Set task: Some lines in the listing below may include the string "nedeni". How many are there? Give only the number.

[Stored records]
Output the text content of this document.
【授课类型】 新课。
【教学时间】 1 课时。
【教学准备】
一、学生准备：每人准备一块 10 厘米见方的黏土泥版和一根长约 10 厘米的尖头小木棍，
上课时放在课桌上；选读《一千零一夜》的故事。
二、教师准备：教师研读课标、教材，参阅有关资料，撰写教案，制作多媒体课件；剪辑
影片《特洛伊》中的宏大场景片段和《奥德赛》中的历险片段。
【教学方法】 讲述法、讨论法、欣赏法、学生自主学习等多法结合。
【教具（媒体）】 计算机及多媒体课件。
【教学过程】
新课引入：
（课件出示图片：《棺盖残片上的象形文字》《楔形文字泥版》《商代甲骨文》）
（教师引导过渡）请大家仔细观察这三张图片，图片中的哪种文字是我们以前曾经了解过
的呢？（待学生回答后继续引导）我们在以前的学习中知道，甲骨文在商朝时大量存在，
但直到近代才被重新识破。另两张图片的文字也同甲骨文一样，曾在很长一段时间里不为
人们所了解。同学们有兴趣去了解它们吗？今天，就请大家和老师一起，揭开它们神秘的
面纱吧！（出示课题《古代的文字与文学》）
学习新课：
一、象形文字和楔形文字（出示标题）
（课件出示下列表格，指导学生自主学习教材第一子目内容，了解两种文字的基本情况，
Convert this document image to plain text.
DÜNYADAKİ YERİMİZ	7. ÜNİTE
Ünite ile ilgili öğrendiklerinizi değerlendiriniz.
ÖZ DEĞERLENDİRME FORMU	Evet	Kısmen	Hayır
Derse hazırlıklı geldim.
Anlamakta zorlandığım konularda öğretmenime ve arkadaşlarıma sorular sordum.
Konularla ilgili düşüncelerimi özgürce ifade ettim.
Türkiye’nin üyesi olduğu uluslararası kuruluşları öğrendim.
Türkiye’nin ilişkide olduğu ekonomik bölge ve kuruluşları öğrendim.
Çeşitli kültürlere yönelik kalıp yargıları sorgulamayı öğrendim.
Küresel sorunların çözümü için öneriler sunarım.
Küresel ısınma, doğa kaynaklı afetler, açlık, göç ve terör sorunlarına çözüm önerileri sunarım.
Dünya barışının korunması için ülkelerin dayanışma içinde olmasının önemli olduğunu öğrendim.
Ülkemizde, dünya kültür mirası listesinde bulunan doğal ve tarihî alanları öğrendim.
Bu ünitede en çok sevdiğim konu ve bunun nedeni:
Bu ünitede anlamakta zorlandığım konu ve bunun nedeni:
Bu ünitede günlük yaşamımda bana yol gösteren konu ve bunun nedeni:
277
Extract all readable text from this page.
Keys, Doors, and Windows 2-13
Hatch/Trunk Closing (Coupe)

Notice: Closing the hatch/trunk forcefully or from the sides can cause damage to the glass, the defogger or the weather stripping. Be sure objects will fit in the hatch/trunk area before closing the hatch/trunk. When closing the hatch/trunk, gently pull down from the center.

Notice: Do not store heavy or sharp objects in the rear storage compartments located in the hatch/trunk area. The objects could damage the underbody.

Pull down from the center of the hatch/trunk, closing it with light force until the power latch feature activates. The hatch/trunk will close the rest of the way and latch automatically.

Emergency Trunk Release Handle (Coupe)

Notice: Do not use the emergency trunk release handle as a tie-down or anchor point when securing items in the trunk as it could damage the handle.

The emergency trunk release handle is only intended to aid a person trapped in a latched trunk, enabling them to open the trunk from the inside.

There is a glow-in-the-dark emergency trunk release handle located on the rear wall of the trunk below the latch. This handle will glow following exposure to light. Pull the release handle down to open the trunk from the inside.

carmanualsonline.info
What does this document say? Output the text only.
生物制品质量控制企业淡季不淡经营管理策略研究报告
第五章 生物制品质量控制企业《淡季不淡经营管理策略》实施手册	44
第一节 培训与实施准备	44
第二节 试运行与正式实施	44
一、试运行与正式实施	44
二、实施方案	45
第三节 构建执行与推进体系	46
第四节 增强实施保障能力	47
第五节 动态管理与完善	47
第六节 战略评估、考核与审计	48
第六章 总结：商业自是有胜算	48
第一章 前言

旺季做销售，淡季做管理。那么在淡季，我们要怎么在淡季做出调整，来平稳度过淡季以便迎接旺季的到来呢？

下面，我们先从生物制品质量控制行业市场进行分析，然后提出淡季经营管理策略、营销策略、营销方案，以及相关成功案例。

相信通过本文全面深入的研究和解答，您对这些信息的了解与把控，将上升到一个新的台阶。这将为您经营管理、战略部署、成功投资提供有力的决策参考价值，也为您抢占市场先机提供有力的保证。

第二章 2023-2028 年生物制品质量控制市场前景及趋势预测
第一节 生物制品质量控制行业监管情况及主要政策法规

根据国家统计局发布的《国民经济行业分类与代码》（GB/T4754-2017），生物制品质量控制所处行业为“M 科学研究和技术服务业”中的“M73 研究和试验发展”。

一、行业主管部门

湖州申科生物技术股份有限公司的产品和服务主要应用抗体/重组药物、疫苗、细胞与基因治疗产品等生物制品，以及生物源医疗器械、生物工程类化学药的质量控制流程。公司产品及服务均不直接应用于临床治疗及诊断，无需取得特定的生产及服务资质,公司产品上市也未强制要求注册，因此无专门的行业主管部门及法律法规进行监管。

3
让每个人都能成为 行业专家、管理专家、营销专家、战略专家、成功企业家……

Output: 3